Task prompt:
Return the records that follow unaltered. Omit every picture.

Listed records:
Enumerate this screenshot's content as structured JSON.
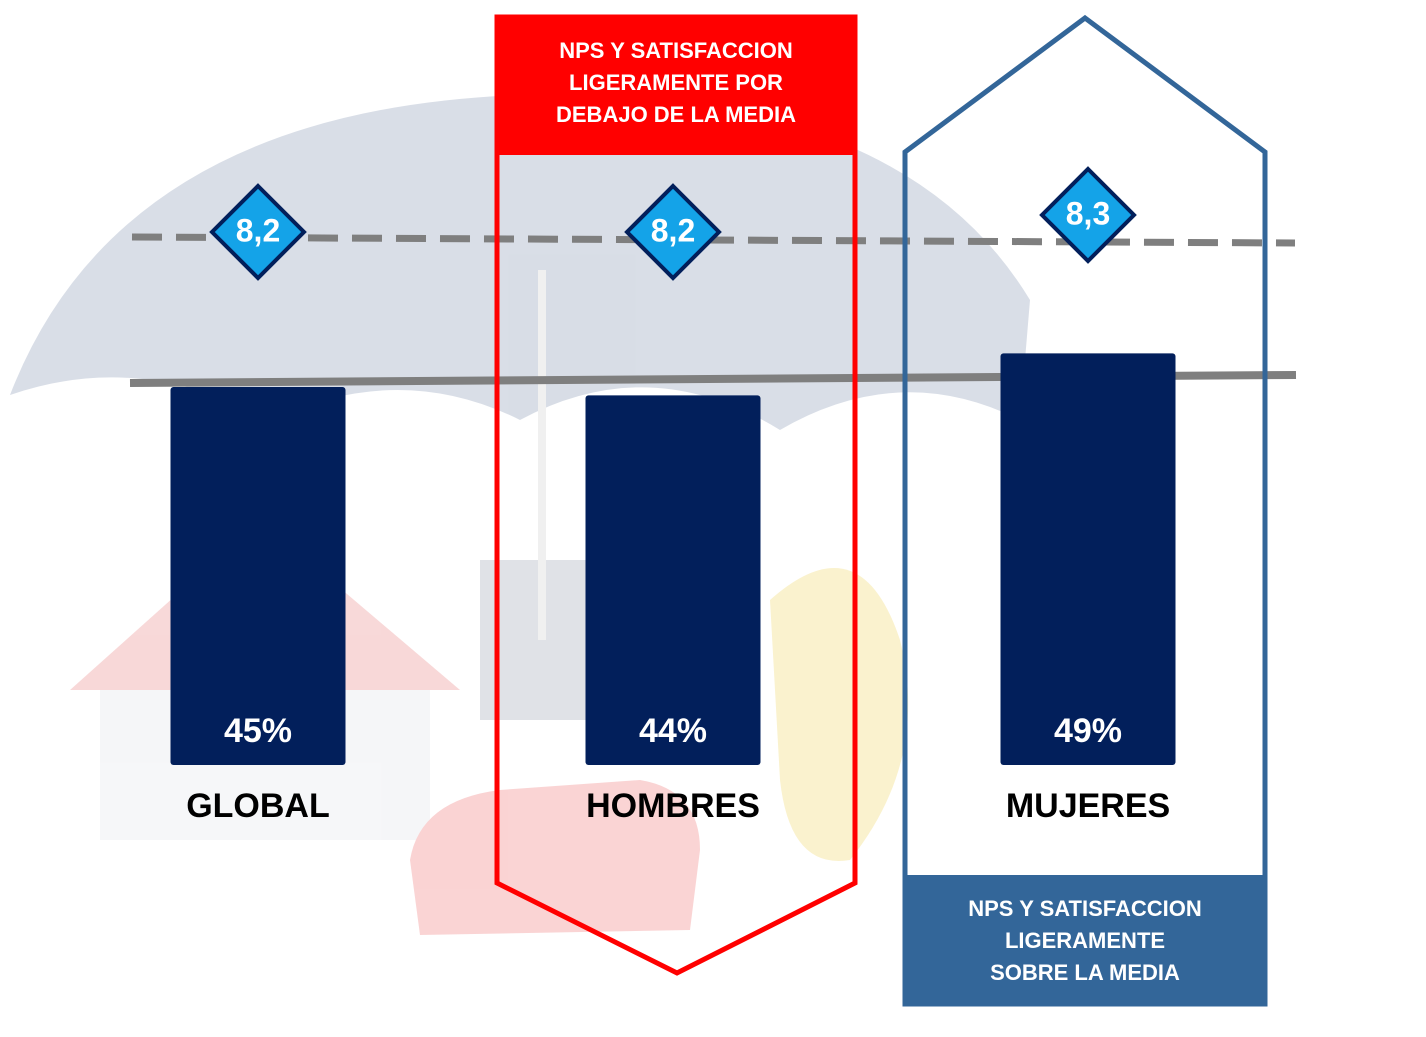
{
  "chart_data": {
    "type": "bar",
    "categories": [
      "GLOBAL",
      "HOMBRES",
      "MUJERES"
    ],
    "values": [
      45,
      44,
      49
    ],
    "value_labels": [
      "45%",
      "44%",
      "49%"
    ],
    "color": "#021f5b",
    "scores": {
      "values": [
        8.2,
        8.2,
        8.3
      ],
      "value_labels": [
        "8,2",
        "8,2",
        "8,3"
      ],
      "color": "#14a3e8"
    },
    "callouts": [
      {
        "lines": [
          "NPS Y SATISFACCION",
          "LIGERAMENTE POR",
          "DEBAJO DE LA MEDIA"
        ],
        "color": "#ff0000"
      },
      {
        "lines": [
          "NPS Y SATISFACCION",
          "LIGERAMENTE",
          "SOBRE LA MEDIA"
        ],
        "color": "#336699"
      }
    ]
  }
}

Written reply:
Enumerate this screenshot's content as structured JSON.
{
  "chart_data": {
    "type": "bar",
    "categories": [
      "GLOBAL",
      "HOMBRES",
      "MUJERES"
    ],
    "values": [
      45,
      44,
      49
    ],
    "value_labels": [
      "45%",
      "44%",
      "49%"
    ],
    "color": "#021f5b",
    "scores": {
      "values": [
        8.2,
        8.2,
        8.3
      ],
      "value_labels": [
        "8,2",
        "8,2",
        "8,3"
      ],
      "color": "#14a3e8"
    },
    "callouts": [
      {
        "lines": [
          "NPS Y SATISFACCION",
          "LIGERAMENTE POR",
          "DEBAJO DE LA MEDIA"
        ],
        "color": "#ff0000"
      },
      {
        "lines": [
          "NPS Y SATISFACCION",
          "LIGERAMENTE",
          "SOBRE LA MEDIA"
        ],
        "color": "#336699"
      }
    ]
  }
}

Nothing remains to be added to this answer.